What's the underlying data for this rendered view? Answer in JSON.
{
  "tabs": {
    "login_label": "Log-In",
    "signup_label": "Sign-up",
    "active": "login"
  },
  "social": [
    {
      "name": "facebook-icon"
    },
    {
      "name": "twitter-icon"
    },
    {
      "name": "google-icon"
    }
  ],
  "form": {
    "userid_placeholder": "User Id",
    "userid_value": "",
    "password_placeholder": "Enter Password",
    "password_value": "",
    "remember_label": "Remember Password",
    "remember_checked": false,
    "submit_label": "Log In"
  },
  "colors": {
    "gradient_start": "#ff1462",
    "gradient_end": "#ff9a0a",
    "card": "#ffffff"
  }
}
...
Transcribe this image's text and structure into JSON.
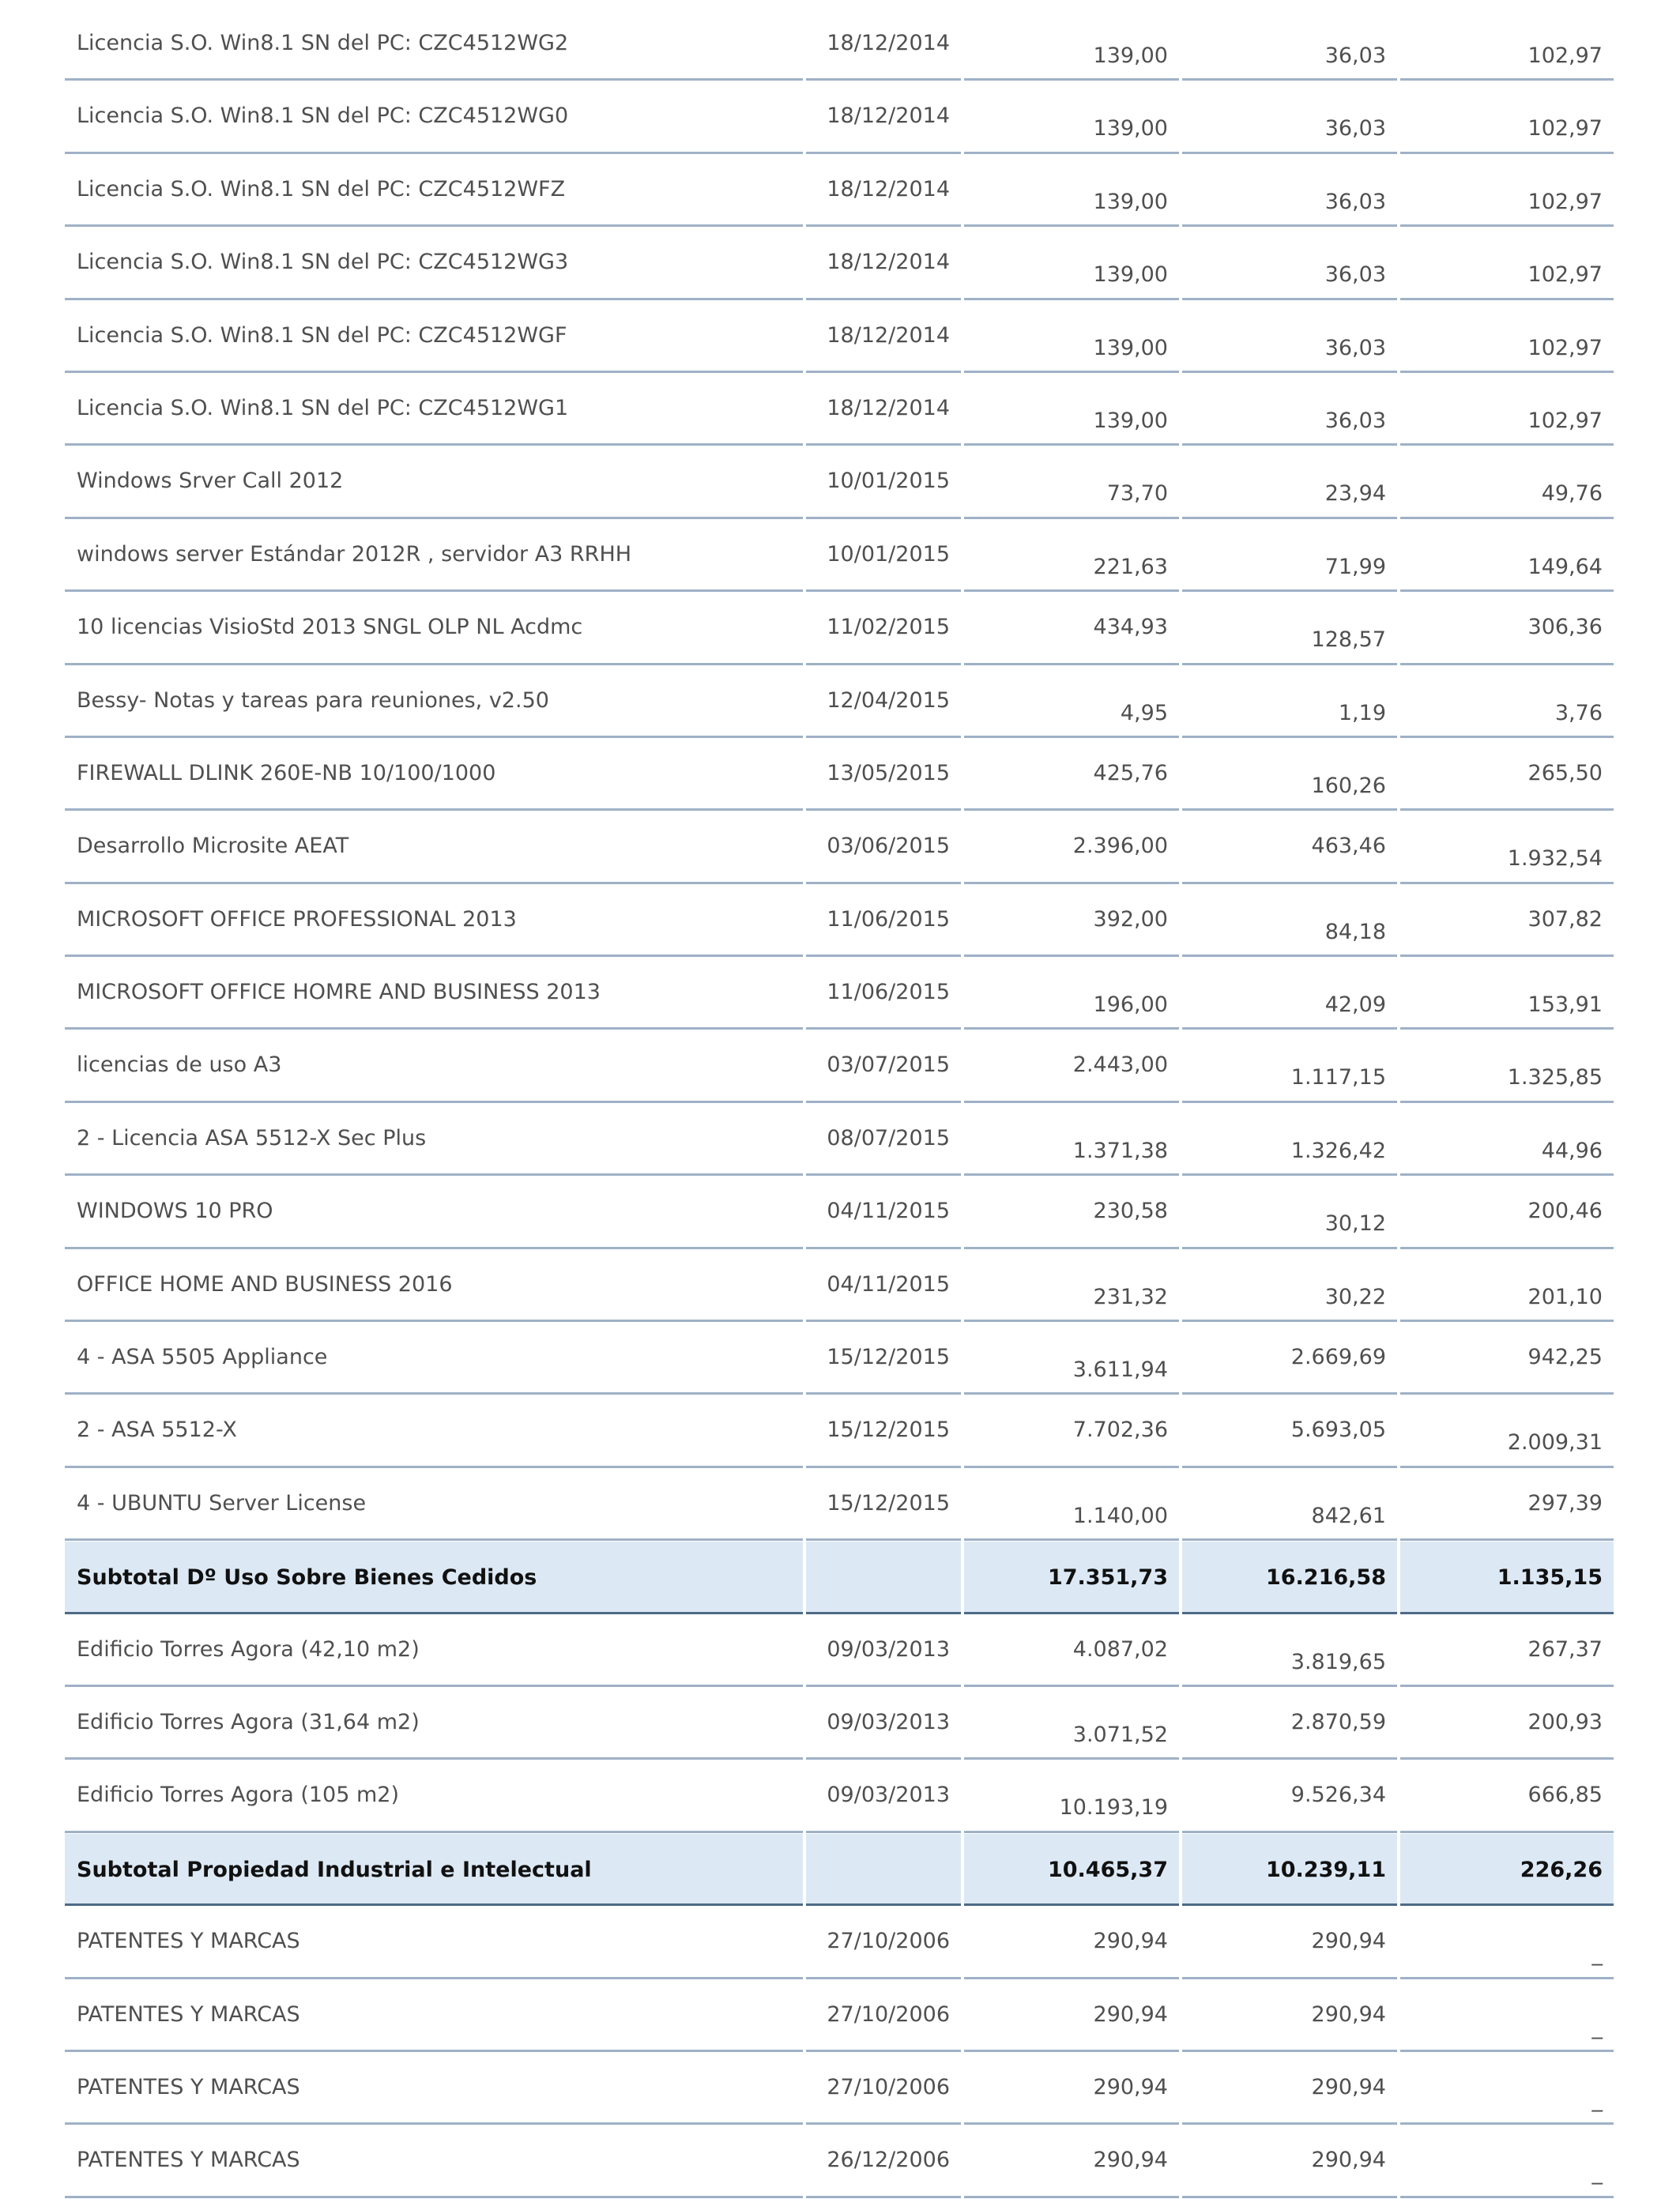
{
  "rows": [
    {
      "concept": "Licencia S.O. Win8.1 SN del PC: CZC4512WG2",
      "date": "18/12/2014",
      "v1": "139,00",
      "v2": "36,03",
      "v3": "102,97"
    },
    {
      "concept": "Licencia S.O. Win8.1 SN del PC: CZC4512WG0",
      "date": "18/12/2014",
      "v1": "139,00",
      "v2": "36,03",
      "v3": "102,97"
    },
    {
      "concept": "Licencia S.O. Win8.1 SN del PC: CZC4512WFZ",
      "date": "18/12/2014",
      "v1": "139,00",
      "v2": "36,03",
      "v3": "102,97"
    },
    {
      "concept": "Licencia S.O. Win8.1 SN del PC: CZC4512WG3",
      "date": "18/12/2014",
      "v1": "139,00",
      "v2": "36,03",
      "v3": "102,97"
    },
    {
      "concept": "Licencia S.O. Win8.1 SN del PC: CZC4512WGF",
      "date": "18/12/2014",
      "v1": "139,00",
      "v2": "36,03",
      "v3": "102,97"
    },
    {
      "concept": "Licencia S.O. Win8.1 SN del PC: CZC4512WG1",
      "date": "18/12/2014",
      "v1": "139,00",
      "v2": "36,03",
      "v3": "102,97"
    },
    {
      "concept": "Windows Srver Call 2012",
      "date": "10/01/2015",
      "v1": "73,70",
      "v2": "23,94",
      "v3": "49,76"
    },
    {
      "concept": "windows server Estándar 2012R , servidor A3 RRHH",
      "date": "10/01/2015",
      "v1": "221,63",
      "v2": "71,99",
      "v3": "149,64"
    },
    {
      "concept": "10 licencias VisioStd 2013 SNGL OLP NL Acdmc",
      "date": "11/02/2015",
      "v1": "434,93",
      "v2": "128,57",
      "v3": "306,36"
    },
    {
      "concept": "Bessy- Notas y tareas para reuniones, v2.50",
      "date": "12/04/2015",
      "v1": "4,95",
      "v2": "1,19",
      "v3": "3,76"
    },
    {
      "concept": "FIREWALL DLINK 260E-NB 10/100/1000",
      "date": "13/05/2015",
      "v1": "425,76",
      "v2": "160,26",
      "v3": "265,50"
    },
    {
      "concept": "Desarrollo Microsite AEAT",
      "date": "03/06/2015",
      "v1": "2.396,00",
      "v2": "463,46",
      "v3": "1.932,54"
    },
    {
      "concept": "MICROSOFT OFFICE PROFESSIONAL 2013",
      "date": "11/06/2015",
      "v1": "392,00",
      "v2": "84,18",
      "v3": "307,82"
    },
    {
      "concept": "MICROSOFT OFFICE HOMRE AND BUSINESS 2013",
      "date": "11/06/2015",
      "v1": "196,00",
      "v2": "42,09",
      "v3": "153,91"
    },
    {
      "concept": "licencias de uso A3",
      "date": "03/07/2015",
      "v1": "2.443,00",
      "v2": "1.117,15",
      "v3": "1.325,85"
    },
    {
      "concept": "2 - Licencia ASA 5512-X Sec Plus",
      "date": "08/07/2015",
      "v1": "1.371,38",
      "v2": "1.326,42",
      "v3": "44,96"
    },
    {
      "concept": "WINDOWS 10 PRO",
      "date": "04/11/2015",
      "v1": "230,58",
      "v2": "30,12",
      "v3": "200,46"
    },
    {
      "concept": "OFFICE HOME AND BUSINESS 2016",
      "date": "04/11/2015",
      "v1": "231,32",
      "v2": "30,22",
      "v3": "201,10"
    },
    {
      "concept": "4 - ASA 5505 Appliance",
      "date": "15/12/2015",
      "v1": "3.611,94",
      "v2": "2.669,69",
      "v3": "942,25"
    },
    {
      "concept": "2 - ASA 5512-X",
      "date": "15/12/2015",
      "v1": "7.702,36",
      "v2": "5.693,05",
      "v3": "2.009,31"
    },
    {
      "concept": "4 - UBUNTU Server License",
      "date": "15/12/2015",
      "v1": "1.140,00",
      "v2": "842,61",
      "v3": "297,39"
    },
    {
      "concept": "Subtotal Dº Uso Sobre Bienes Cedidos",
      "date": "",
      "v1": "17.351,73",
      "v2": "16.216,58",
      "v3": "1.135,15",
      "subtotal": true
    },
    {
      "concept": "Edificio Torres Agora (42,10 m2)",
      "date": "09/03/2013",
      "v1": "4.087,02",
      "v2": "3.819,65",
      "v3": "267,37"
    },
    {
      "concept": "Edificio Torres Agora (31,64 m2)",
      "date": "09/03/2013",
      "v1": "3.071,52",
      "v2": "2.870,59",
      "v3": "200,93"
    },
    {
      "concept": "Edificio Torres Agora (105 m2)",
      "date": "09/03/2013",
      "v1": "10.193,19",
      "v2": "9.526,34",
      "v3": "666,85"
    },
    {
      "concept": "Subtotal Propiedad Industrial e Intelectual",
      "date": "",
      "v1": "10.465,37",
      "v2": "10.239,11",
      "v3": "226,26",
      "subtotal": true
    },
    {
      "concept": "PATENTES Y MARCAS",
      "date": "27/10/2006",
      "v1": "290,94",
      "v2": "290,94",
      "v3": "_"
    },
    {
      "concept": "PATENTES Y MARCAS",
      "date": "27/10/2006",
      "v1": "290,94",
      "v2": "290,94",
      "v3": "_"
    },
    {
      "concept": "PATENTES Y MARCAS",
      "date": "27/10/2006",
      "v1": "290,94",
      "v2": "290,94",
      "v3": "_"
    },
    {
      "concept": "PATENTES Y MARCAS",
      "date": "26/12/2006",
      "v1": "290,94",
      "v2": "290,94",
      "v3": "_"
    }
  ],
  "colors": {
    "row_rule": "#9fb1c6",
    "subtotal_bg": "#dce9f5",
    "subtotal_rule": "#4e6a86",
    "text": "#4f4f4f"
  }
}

▸ Task brief:
Pull every line containing "MICROSOFT" from the material above.

▸ Response below:
      "concept": "MICROSOFT OFFICE PROFESSIONAL 2013",
      "concept": "MICROSOFT OFFICE HOMRE AND BUSINESS 2013",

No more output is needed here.